▸ Exercise task: Identify each line holding the string "体积增大" and copy it.

====

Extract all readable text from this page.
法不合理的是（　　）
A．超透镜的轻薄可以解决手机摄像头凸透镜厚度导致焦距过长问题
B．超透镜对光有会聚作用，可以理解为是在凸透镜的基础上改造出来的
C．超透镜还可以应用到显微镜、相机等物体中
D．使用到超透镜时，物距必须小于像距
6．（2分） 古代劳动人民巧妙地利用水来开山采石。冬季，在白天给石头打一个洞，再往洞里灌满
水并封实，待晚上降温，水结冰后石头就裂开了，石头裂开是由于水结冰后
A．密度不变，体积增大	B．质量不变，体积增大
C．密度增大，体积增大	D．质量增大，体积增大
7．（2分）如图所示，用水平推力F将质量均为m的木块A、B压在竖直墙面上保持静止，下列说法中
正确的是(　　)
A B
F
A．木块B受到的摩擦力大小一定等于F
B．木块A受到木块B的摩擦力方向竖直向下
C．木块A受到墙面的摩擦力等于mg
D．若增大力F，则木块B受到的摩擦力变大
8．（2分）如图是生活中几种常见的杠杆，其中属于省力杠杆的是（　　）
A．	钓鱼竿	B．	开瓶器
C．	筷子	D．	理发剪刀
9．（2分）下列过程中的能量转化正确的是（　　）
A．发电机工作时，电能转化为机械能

====

▸ Solution to the problem:
A．密度不变，体积增大	B．质量不变，体积增大
C．密度增大，体积增大	D．质量增大，体积增大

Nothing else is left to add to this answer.